INSTRUCTION
Each entry must be reproduced precisely as it stands.

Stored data
-- START --

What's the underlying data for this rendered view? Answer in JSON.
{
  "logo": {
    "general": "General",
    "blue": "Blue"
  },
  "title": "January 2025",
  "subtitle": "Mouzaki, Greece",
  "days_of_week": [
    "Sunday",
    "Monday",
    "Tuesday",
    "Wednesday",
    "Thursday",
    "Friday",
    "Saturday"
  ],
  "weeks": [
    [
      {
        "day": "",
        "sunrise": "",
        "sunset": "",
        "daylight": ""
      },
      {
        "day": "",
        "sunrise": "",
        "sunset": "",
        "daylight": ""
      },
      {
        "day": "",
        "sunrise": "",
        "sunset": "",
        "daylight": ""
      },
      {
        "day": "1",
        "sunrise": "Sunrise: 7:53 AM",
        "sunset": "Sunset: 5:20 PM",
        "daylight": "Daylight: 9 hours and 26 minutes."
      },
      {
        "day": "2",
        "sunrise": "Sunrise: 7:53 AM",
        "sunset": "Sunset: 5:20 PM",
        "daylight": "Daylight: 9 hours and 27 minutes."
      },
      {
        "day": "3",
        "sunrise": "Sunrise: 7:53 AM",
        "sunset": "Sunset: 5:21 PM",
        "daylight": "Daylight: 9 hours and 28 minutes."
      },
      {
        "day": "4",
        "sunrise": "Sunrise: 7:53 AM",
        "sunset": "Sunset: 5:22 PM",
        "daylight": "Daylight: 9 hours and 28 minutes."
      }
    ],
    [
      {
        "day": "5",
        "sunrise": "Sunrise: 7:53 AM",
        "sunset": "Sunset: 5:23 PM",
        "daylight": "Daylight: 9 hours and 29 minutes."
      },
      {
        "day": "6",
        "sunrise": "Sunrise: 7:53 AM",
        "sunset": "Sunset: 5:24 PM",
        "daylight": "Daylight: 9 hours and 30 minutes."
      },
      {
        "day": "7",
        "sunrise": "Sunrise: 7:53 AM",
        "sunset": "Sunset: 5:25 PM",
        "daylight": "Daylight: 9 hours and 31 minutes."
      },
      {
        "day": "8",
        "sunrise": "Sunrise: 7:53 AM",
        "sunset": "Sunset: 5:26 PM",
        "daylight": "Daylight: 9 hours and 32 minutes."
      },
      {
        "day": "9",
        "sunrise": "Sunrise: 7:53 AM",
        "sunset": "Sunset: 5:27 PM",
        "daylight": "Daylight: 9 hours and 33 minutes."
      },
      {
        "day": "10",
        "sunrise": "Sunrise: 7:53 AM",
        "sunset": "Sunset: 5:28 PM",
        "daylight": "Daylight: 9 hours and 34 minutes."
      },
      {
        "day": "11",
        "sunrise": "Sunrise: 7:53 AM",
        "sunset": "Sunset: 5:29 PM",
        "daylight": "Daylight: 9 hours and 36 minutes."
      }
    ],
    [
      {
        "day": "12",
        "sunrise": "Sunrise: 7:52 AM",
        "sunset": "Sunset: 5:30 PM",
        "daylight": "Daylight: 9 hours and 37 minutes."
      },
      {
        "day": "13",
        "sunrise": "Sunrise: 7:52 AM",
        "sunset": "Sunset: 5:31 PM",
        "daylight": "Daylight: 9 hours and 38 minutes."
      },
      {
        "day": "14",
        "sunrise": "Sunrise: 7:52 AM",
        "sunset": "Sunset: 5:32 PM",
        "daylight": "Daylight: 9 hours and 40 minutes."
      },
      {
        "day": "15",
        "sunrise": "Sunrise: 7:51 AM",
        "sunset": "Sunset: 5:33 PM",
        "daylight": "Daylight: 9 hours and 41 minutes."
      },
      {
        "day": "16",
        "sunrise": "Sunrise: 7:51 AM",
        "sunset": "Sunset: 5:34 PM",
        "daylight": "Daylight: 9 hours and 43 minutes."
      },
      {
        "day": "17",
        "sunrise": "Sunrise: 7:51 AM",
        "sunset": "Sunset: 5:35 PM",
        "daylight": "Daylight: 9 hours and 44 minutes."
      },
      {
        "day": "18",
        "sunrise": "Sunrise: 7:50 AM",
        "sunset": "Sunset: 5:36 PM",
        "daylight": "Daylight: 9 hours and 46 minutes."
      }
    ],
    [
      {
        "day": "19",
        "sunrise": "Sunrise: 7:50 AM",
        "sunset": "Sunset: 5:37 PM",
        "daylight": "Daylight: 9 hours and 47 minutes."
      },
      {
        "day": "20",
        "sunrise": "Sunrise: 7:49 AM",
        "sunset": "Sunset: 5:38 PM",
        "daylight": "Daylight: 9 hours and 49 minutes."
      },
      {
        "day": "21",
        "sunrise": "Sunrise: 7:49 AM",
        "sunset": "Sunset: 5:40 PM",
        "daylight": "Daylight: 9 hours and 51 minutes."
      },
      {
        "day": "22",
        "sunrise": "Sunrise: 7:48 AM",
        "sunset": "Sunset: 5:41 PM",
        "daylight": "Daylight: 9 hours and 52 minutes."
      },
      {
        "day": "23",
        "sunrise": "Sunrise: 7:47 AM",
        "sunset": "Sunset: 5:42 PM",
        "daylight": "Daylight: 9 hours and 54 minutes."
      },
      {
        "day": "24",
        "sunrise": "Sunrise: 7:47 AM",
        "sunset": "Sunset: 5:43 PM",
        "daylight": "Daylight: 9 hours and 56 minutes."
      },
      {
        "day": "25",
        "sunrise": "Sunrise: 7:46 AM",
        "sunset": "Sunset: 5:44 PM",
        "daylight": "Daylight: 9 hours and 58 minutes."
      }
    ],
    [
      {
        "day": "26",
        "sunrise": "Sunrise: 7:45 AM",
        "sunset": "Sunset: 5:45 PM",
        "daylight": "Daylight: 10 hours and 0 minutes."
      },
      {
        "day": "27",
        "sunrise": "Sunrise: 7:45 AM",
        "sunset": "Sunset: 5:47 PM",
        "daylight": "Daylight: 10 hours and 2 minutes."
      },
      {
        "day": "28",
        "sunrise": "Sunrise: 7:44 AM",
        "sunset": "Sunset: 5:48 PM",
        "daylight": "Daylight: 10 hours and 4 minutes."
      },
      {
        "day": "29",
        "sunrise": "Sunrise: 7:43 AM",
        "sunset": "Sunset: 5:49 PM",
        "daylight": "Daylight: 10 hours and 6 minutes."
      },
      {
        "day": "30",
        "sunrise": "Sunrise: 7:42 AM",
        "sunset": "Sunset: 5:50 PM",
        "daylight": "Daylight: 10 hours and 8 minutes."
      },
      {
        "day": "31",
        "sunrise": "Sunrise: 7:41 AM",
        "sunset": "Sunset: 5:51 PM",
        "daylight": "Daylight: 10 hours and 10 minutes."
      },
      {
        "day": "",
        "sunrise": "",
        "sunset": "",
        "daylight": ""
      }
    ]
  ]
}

-- END --

RESPONSE
What's the underlying data for this rendered view? Answer in JSON.
{
  "logo": {
    "general": "General",
    "blue": "Blue"
  },
  "title": "January 2025",
  "subtitle": "Mouzaki, Greece",
  "days_of_week": [
    "Sunday",
    "Monday",
    "Tuesday",
    "Wednesday",
    "Thursday",
    "Friday",
    "Saturday"
  ],
  "weeks": [
    [
      {
        "day": "",
        "sunrise": "",
        "sunset": "",
        "daylight": ""
      },
      {
        "day": "",
        "sunrise": "",
        "sunset": "",
        "daylight": ""
      },
      {
        "day": "",
        "sunrise": "",
        "sunset": "",
        "daylight": ""
      },
      {
        "day": "1",
        "sunrise": "Sunrise: 7:53 AM",
        "sunset": "Sunset: 5:20 PM",
        "daylight": "Daylight: 9 hours and 26 minutes."
      },
      {
        "day": "2",
        "sunrise": "Sunrise: 7:53 AM",
        "sunset": "Sunset: 5:20 PM",
        "daylight": "Daylight: 9 hours and 27 minutes."
      },
      {
        "day": "3",
        "sunrise": "Sunrise: 7:53 AM",
        "sunset": "Sunset: 5:21 PM",
        "daylight": "Daylight: 9 hours and 28 minutes."
      },
      {
        "day": "4",
        "sunrise": "Sunrise: 7:53 AM",
        "sunset": "Sunset: 5:22 PM",
        "daylight": "Daylight: 9 hours and 28 minutes."
      }
    ],
    [
      {
        "day": "5",
        "sunrise": "Sunrise: 7:53 AM",
        "sunset": "Sunset: 5:23 PM",
        "daylight": "Daylight: 9 hours and 29 minutes."
      },
      {
        "day": "6",
        "sunrise": "Sunrise: 7:53 AM",
        "sunset": "Sunset: 5:24 PM",
        "daylight": "Daylight: 9 hours and 30 minutes."
      },
      {
        "day": "7",
        "sunrise": "Sunrise: 7:53 AM",
        "sunset": "Sunset: 5:25 PM",
        "daylight": "Daylight: 9 hours and 31 minutes."
      },
      {
        "day": "8",
        "sunrise": "Sunrise: 7:53 AM",
        "sunset": "Sunset: 5:26 PM",
        "daylight": "Daylight: 9 hours and 32 minutes."
      },
      {
        "day": "9",
        "sunrise": "Sunrise: 7:53 AM",
        "sunset": "Sunset: 5:27 PM",
        "daylight": "Daylight: 9 hours and 33 minutes."
      },
      {
        "day": "10",
        "sunrise": "Sunrise: 7:53 AM",
        "sunset": "Sunset: 5:28 PM",
        "daylight": "Daylight: 9 hours and 34 minutes."
      },
      {
        "day": "11",
        "sunrise": "Sunrise: 7:53 AM",
        "sunset": "Sunset: 5:29 PM",
        "daylight": "Daylight: 9 hours and 36 minutes."
      }
    ],
    [
      {
        "day": "12",
        "sunrise": "Sunrise: 7:52 AM",
        "sunset": "Sunset: 5:30 PM",
        "daylight": "Daylight: 9 hours and 37 minutes."
      },
      {
        "day": "13",
        "sunrise": "Sunrise: 7:52 AM",
        "sunset": "Sunset: 5:31 PM",
        "daylight": "Daylight: 9 hours and 38 minutes."
      },
      {
        "day": "14",
        "sunrise": "Sunrise: 7:52 AM",
        "sunset": "Sunset: 5:32 PM",
        "daylight": "Daylight: 9 hours and 40 minutes."
      },
      {
        "day": "15",
        "sunrise": "Sunrise: 7:51 AM",
        "sunset": "Sunset: 5:33 PM",
        "daylight": "Daylight: 9 hours and 41 minutes."
      },
      {
        "day": "16",
        "sunrise": "Sunrise: 7:51 AM",
        "sunset": "Sunset: 5:34 PM",
        "daylight": "Daylight: 9 hours and 43 minutes."
      },
      {
        "day": "17",
        "sunrise": "Sunrise: 7:51 AM",
        "sunset": "Sunset: 5:35 PM",
        "daylight": "Daylight: 9 hours and 44 minutes."
      },
      {
        "day": "18",
        "sunrise": "Sunrise: 7:50 AM",
        "sunset": "Sunset: 5:36 PM",
        "daylight": "Daylight: 9 hours and 46 minutes."
      }
    ],
    [
      {
        "day": "19",
        "sunrise": "Sunrise: 7:50 AM",
        "sunset": "Sunset: 5:37 PM",
        "daylight": "Daylight: 9 hours and 47 minutes."
      },
      {
        "day": "20",
        "sunrise": "Sunrise: 7:49 AM",
        "sunset": "Sunset: 5:38 PM",
        "daylight": "Daylight: 9 hours and 49 minutes."
      },
      {
        "day": "21",
        "sunrise": "Sunrise: 7:49 AM",
        "sunset": "Sunset: 5:40 PM",
        "daylight": "Daylight: 9 hours and 51 minutes."
      },
      {
        "day": "22",
        "sunrise": "Sunrise: 7:48 AM",
        "sunset": "Sunset: 5:41 PM",
        "daylight": "Daylight: 9 hours and 52 minutes."
      },
      {
        "day": "23",
        "sunrise": "Sunrise: 7:47 AM",
        "sunset": "Sunset: 5:42 PM",
        "daylight": "Daylight: 9 hours and 54 minutes."
      },
      {
        "day": "24",
        "sunrise": "Sunrise: 7:47 AM",
        "sunset": "Sunset: 5:43 PM",
        "daylight": "Daylight: 9 hours and 56 minutes."
      },
      {
        "day": "25",
        "sunrise": "Sunrise: 7:46 AM",
        "sunset": "Sunset: 5:44 PM",
        "daylight": "Daylight: 9 hours and 58 minutes."
      }
    ],
    [
      {
        "day": "26",
        "sunrise": "Sunrise: 7:45 AM",
        "sunset": "Sunset: 5:45 PM",
        "daylight": "Daylight: 10 hours and 0 minutes."
      },
      {
        "day": "27",
        "sunrise": "Sunrise: 7:45 AM",
        "sunset": "Sunset: 5:47 PM",
        "daylight": "Daylight: 10 hours and 2 minutes."
      },
      {
        "day": "28",
        "sunrise": "Sunrise: 7:44 AM",
        "sunset": "Sunset: 5:48 PM",
        "daylight": "Daylight: 10 hours and 4 minutes."
      },
      {
        "day": "29",
        "sunrise": "Sunrise: 7:43 AM",
        "sunset": "Sunset: 5:49 PM",
        "daylight": "Daylight: 10 hours and 6 minutes."
      },
      {
        "day": "30",
        "sunrise": "Sunrise: 7:42 AM",
        "sunset": "Sunset: 5:50 PM",
        "daylight": "Daylight: 10 hours and 8 minutes."
      },
      {
        "day": "31",
        "sunrise": "Sunrise: 7:41 AM",
        "sunset": "Sunset: 5:51 PM",
        "daylight": "Daylight: 10 hours and 10 minutes."
      },
      {
        "day": "",
        "sunrise": "",
        "sunset": "",
        "daylight": ""
      }
    ]
  ]
}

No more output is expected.